> **What is needed**:
Each entry must be reproduced precisely as it stands.

Source data:
-- begin --

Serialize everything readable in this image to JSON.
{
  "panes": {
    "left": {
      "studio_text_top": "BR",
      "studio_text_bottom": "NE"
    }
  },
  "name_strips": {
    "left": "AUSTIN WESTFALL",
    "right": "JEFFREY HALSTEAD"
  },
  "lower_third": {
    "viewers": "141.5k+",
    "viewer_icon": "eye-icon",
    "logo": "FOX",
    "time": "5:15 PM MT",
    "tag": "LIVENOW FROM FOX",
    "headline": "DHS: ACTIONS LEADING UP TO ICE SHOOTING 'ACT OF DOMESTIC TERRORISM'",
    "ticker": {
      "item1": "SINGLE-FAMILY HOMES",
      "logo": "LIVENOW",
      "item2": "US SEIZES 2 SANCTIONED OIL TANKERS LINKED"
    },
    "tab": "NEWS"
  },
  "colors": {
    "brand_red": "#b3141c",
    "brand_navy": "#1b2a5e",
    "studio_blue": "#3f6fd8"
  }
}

-- end --

> **Reply to the task**:
Serialize everything readable in this image to JSON.
{
  "panes": {
    "left": {
      "studio_text_top": "BR",
      "studio_text_bottom": "NE"
    }
  },
  "name_strips": {
    "left": "AUSTIN WESTFALL",
    "right": "JEFFREY HALSTEAD"
  },
  "lower_third": {
    "viewers": "141.5k+",
    "viewer_icon": "eye-icon",
    "logo": "FOX",
    "time": "5:15 PM MT",
    "tag": "LIVENOW FROM FOX",
    "headline": "DHS: ACTIONS LEADING UP TO ICE SHOOTING 'ACT OF DOMESTIC TERRORISM'",
    "ticker": {
      "item1": "SINGLE-FAMILY HOMES",
      "logo": "LIVENOW",
      "item2": "US SEIZES 2 SANCTIONED OIL TANKERS LINKED"
    },
    "tab": "NEWS"
  },
  "colors": {
    "brand_red": "#b3141c",
    "brand_navy": "#1b2a5e",
    "studio_blue": "#3f6fd8"
  }
}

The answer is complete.